→ Given data
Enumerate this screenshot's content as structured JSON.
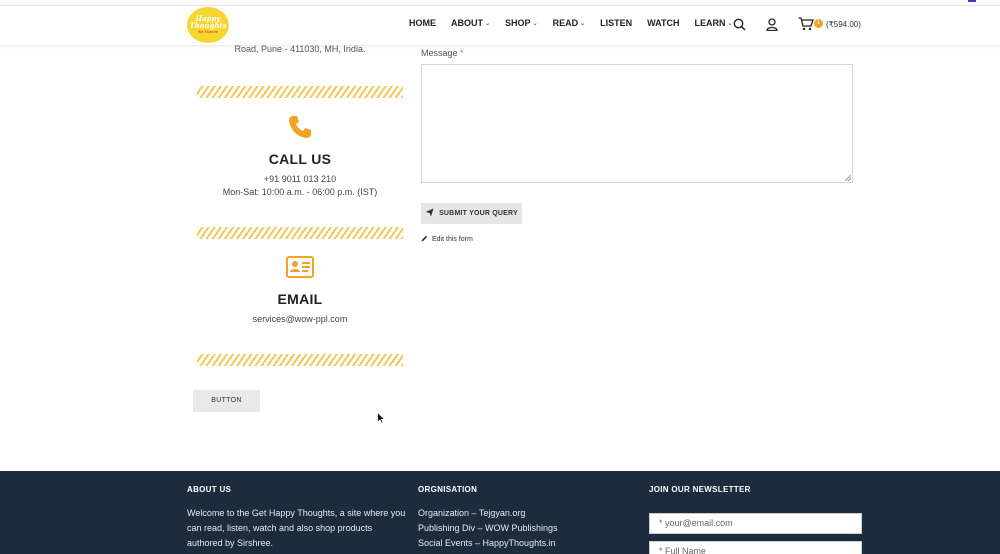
{
  "header": {
    "logo": {
      "line1": "Happy",
      "line2": "Thoughts",
      "line3": "We Nurture"
    },
    "nav": [
      {
        "label": "HOME",
        "dropdown": false
      },
      {
        "label": "ABOUT",
        "dropdown": true
      },
      {
        "label": "SHOP",
        "dropdown": true
      },
      {
        "label": "READ",
        "dropdown": true
      },
      {
        "label": "LISTEN",
        "dropdown": false
      },
      {
        "label": "WATCH",
        "dropdown": false
      },
      {
        "label": "LEARN",
        "dropdown": true
      }
    ],
    "cart": {
      "count": "1",
      "total": "(₹594.00)"
    }
  },
  "contact": {
    "address_tail": "Road, Pune - 411030, MH, India.",
    "call": {
      "title": "CALL US",
      "phone": "+91 9011 013 210",
      "hours": "Mon-Sat: 10:00 a.m. - 06:00 p.m. (IST)"
    },
    "email": {
      "title": "EMAIL",
      "address": "services@wow-ppl.com"
    },
    "button_label": "BUTTON"
  },
  "form": {
    "message_label": "Message",
    "required_mark": "*",
    "message_value": "",
    "submit_label": "SUBMIT YOUR QUERY",
    "edit_label": "Edit this form"
  },
  "footer": {
    "about": {
      "heading": "ABOUT US",
      "text": "Welcome to the Get Happy Thoughts, a site where you can read, listen, watch and also shop products authored by Sirshree."
    },
    "organisation": {
      "heading": "ORGNISATION",
      "links": [
        "Organization – Tejgyan.org",
        "Publishing Div – WOW Publishings",
        "Social Events – HappyThoughts.in"
      ]
    },
    "newsletter": {
      "heading": "JOIN OUR NEWSLETTER",
      "email_placeholder": "* your@email.com",
      "name_placeholder": "* Full Name"
    }
  },
  "colors": {
    "accent": "#f2a224",
    "footer_bg": "#1d2c3c",
    "stripe": "#f0c85a"
  }
}
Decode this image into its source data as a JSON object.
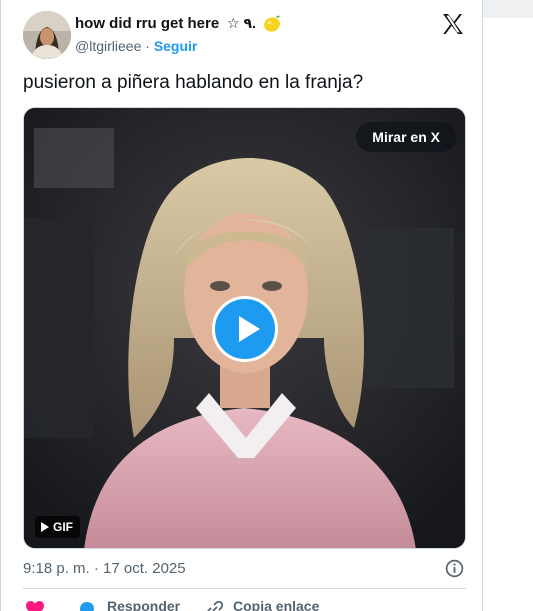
{
  "author": {
    "display_name": "how did rru get here",
    "name_extra": "☆ ۹.",
    "handle": "@ltgirlieee",
    "separator": "·",
    "follow_label": "Seguir"
  },
  "tweet": {
    "text": "pusieron a piñera hablando en la franja?",
    "timestamp": "9:18 p. m. · 17 oct. 2025"
  },
  "media": {
    "view_on_x_label": "Mirar en X",
    "gif_label": "GIF"
  },
  "actions": {
    "reply_label": "Responder",
    "copy_link_label": "Copia enlace"
  },
  "colors": {
    "accent": "#1d9bf0",
    "like": "#f91880",
    "text_secondary": "#536471",
    "border": "#cfd9de"
  },
  "icons": [
    "x-logo-icon",
    "lemon-emoji-icon",
    "play-icon",
    "gif-play-icon",
    "info-icon",
    "heart-icon",
    "reply-icon",
    "link-icon"
  ]
}
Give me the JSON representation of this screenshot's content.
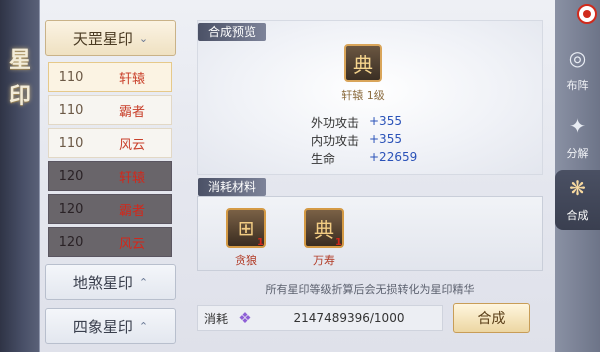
{
  "panel_title": [
    "星",
    "印"
  ],
  "categories": [
    {
      "label": "天罡星印",
      "expanded": true
    },
    {
      "label": "地煞星印",
      "expanded": false
    },
    {
      "label": "四象星印",
      "expanded": false
    }
  ],
  "seal_rows": [
    {
      "level": "110",
      "name": "轩辕"
    },
    {
      "level": "110",
      "name": "霸者"
    },
    {
      "level": "110",
      "name": "风云"
    },
    {
      "level": "120",
      "name": "轩辕"
    },
    {
      "level": "120",
      "name": "霸者"
    },
    {
      "level": "120",
      "name": "风云"
    }
  ],
  "preview": {
    "tag": "合成预览",
    "seal_caption": "轩辕 1级",
    "stats": [
      {
        "label": "外功攻击",
        "value": "+355"
      },
      {
        "label": "内功攻击",
        "value": "+355"
      },
      {
        "label": "生命",
        "value": "+22659"
      }
    ]
  },
  "consume": {
    "tag": "消耗材料",
    "materials": [
      {
        "name": "贪狼",
        "count": "1"
      },
      {
        "name": "万寿",
        "count": "1"
      }
    ]
  },
  "note": "所有星印等级折算后会无损转化为星印精华",
  "cost": {
    "label": "消耗",
    "value": "2147489396/1000",
    "icon": "purple-crystal-icon"
  },
  "combine_button": "合成",
  "right_nav": [
    {
      "label": "布阵",
      "icon": "formation-icon"
    },
    {
      "label": "分解",
      "icon": "decompose-icon"
    },
    {
      "label": "合成",
      "icon": "combine-icon",
      "active": true
    }
  ],
  "colors": {
    "accent_gold": "#d9a55a",
    "stat_blue": "#2a52b8",
    "name_red": "#c9402b"
  }
}
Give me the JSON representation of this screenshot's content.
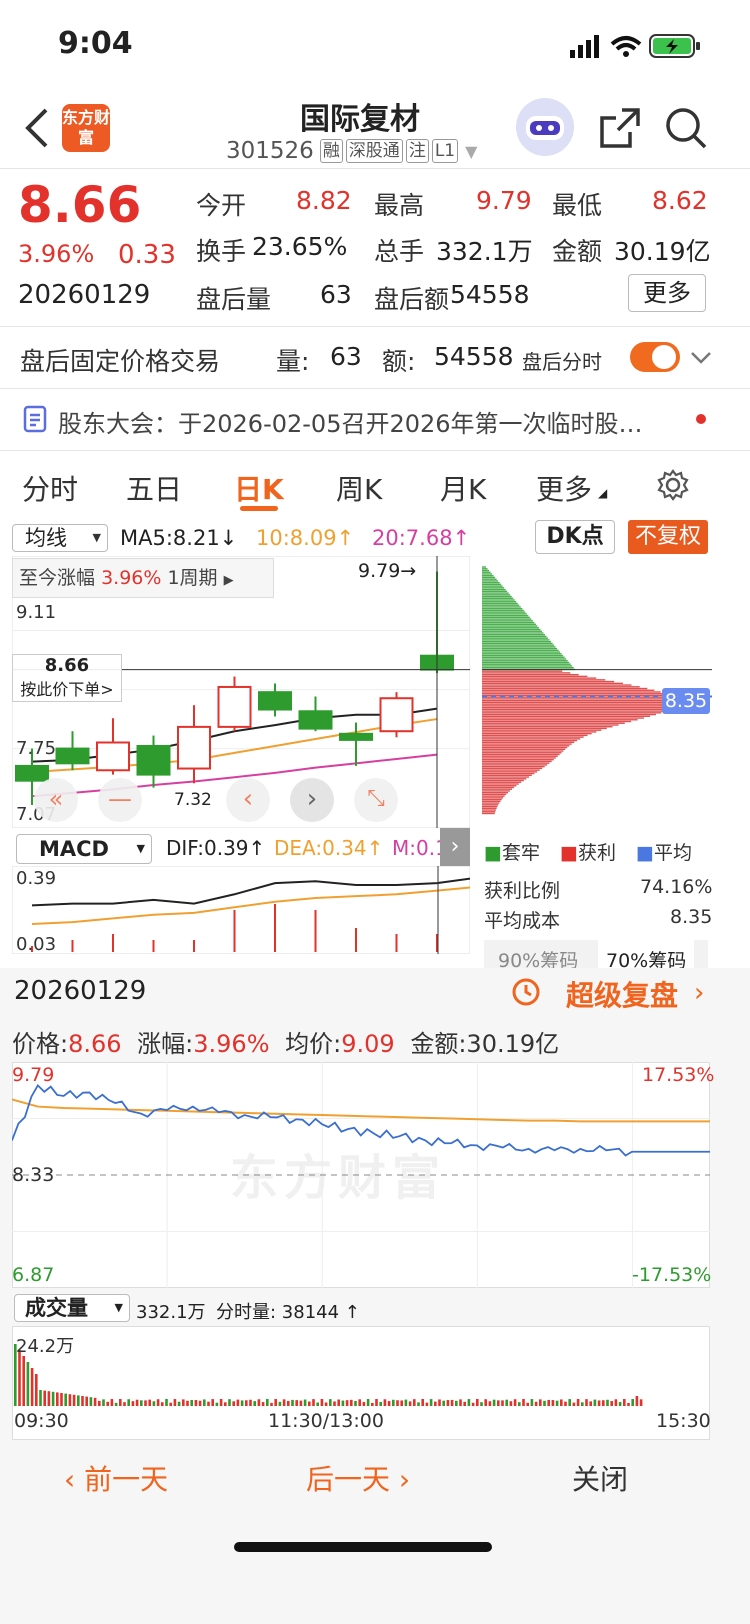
{
  "status_bar": {
    "time": "9:04"
  },
  "header": {
    "logo_text": "东方财富",
    "title": "国际复材",
    "code": "301526",
    "chips": [
      "融",
      "深股通",
      "注",
      "L1"
    ]
  },
  "quote": {
    "price": "8.66",
    "change_pct": "3.96%",
    "change": "0.33",
    "date": "20260129",
    "open_label": "今开",
    "open": "8.82",
    "high_label": "最高",
    "high": "9.79",
    "low_label": "最低",
    "low": "8.62",
    "turnover_label": "换手",
    "turnover": "23.65%",
    "volume_label": "总手",
    "volume": "332.1万",
    "amount_label": "金额",
    "amount": "30.19亿",
    "after_vol_label": "盘后量",
    "after_vol": "63",
    "after_amt_label": "盘后额",
    "after_amt": "54558",
    "more_label": "更多"
  },
  "after_hours": {
    "title": "盘后固定价格交易",
    "vol_label": "量:",
    "vol": "63",
    "amt_label": "额:",
    "amt": "54558",
    "toggle_label": "盘后分时",
    "toggle_on": true
  },
  "notice": {
    "text": "股东大会：于2026-02-05召开2026年第一次临时股…"
  },
  "tabs": {
    "items": [
      "分时",
      "五日",
      "日K",
      "周K",
      "月K",
      "更多"
    ],
    "active": "日K"
  },
  "kline": {
    "indicator_select": "均线",
    "ma5": "MA5:8.21↓",
    "ma10": "10:8.09↑",
    "ma20": "20:7.68↑",
    "dk_label": "DK点",
    "fq_label": "不复权",
    "range_label": "至今涨幅",
    "range_pct": "3.96%",
    "range_period": "1周期",
    "high_marker": "9.79→",
    "low_marker": "7.32",
    "price_label": "8.66",
    "order_label": "按此价下单>",
    "y_labels": [
      "9.11",
      "7.75",
      "7.07"
    ],
    "cost_price": "8.35",
    "colors": {
      "up": "#e2322b",
      "down": "#2e9b2e",
      "ma5": "#222222",
      "ma10": "#f0a030",
      "ma20": "#d63fa0"
    }
  },
  "chart_data": [
    {
      "type": "candlestick",
      "title": "",
      "ohlc": [
        [
          7.55,
          7.75,
          7.1,
          7.38
        ],
        [
          7.75,
          7.95,
          7.5,
          7.58
        ],
        [
          7.5,
          8.1,
          7.45,
          7.82
        ],
        [
          7.78,
          7.9,
          7.3,
          7.45
        ],
        [
          7.52,
          8.25,
          7.35,
          8.0
        ],
        [
          8.0,
          8.58,
          7.95,
          8.46
        ],
        [
          8.4,
          8.5,
          8.12,
          8.2
        ],
        [
          8.18,
          8.35,
          7.95,
          7.98
        ],
        [
          7.92,
          8.05,
          7.55,
          7.85
        ],
        [
          7.95,
          8.4,
          7.88,
          8.33
        ],
        [
          8.82,
          9.79,
          8.62,
          8.66
        ]
      ],
      "ma5": [
        7.6,
        7.62,
        7.68,
        7.74,
        7.84,
        7.95,
        8.02,
        8.1,
        8.14,
        8.14,
        8.21
      ],
      "ma10": [
        7.48,
        7.51,
        7.54,
        7.58,
        7.62,
        7.7,
        7.78,
        7.86,
        7.94,
        8.02,
        8.09
      ],
      "ma20": [
        7.2,
        7.24,
        7.28,
        7.33,
        7.37,
        7.42,
        7.47,
        7.53,
        7.58,
        7.63,
        7.68
      ]
    },
    {
      "type": "line",
      "title": "MACD",
      "dif": [
        0.24,
        0.25,
        0.25,
        0.27,
        0.25,
        0.3,
        0.36,
        0.37,
        0.35,
        0.35,
        0.36,
        0.39
      ],
      "dea": [
        0.14,
        0.15,
        0.17,
        0.19,
        0.2,
        0.23,
        0.26,
        0.28,
        0.29,
        0.3,
        0.32,
        0.34
      ],
      "macd_bars": [
        0.01,
        0.02,
        0.03,
        0.02,
        0.02,
        0.07,
        0.08,
        0.07,
        0.04,
        0.03,
        0.03,
        0.05
      ]
    },
    {
      "type": "line",
      "title": "",
      "x_ticks": [
        "09:30",
        "11:30/13:00",
        "15:30"
      ],
      "y_left": [
        "9.79",
        "8.33",
        "6.87"
      ],
      "y_right": [
        "17.53%",
        "-17.53%"
      ],
      "price": [
        8.82,
        9.6,
        9.45,
        9.5,
        9.35,
        9.2,
        9.25,
        9.3,
        9.22,
        9.18,
        9.15,
        9.12,
        9.05,
        8.98,
        8.92,
        8.88,
        8.82,
        8.78,
        8.75,
        8.72,
        8.7,
        8.68,
        8.7,
        8.68,
        8.66
      ],
      "avg": [
        9.4,
        9.3,
        9.28,
        9.27,
        9.26,
        9.25,
        9.24,
        9.23,
        9.22,
        9.21,
        9.2,
        9.19,
        9.18,
        9.17,
        9.16,
        9.15,
        9.14,
        9.13,
        9.12,
        9.11,
        9.1,
        9.1,
        9.09,
        9.09,
        9.09
      ]
    }
  ],
  "macd": {
    "select": "MACD",
    "dif": "DIF:0.39↑",
    "dea": "DEA:0.34↑",
    "m": "M:0.1…",
    "y_labels": [
      "0.39",
      "0.03"
    ]
  },
  "chips_panel": {
    "legend": [
      "套牢",
      "获利",
      "平均"
    ],
    "profit_ratio_label": "获利比例",
    "profit_ratio": "74.16%",
    "avg_cost_label": "平均成本",
    "avg_cost": "8.35",
    "tab_90": "90%筹码",
    "tab_70": "70%筹码"
  },
  "replay": {
    "date": "20260129",
    "title": "超级复盘",
    "price_label": "价格:",
    "price": "8.66",
    "chg_label": "涨幅:",
    "chg": "3.96%",
    "avg_label": "均价:",
    "avg": "9.09",
    "amt_label": "金额:",
    "amt": "30.19亿",
    "volume_select": "成交量",
    "volume_total": "332.1万",
    "tick_vol": "分时量: 38144 ↑",
    "vol_max": "24.2万",
    "watermark": "东方财富"
  },
  "bottom_nav": {
    "prev": "前一天",
    "next": "后一天",
    "close": "关闭"
  }
}
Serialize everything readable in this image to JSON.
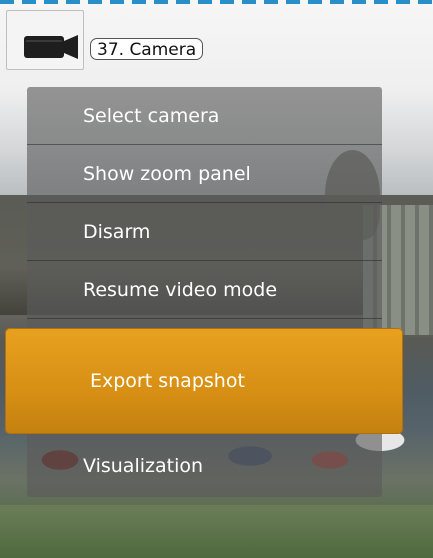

→ What this task involves
Which lines include the word "JSON"? Copy every one of them.

→ Answer in full
Enumerate this screenshot's content as structured JSON.
Decode this image into its source data as a JSON object.
Give me the JSON representation of this screenshot's content.
Give me the JSON representation of this screenshot's content.
Serialize everything readable in this image to JSON.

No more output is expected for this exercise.